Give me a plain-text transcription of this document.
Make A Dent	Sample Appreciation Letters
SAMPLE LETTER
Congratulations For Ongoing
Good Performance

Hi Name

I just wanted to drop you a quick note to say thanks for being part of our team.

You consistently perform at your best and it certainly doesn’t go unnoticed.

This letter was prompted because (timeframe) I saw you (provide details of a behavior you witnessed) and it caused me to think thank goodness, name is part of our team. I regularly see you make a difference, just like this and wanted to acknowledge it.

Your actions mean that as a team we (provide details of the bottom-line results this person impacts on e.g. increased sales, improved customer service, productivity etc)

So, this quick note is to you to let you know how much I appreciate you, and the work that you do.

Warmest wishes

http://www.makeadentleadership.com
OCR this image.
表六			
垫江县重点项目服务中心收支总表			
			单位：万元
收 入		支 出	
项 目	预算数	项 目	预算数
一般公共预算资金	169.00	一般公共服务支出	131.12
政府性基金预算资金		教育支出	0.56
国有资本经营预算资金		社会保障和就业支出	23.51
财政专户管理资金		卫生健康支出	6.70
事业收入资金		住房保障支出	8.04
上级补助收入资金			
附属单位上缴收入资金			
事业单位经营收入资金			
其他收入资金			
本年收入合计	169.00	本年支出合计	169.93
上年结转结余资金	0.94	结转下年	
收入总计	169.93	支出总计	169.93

▶ Work to be completed: Begin with the line that contains "OCR this image." and set down each line exactly until the records above end, including the final line.

▶ Complete output:
OCR this image.
表六			
垫江县重点项目服务中心收支总表			
			单位：万元
收 入		支 出	
项 目	预算数	项 目	预算数
一般公共预算资金	169.00	一般公共服务支出	131.12
政府性基金预算资金		教育支出	0.56
国有资本经营预算资金		社会保障和就业支出	23.51
财政专户管理资金		卫生健康支出	6.70
事业收入资金		住房保障支出	8.04
上级补助收入资金			
附属单位上缴收入资金			
事业单位经营收入资金			
其他收入资金			
本年收入合计	169.00	本年支出合计	169.93
上年结转结余资金	0.94	结转下年	
收入总计	169.93	支出总计	169.93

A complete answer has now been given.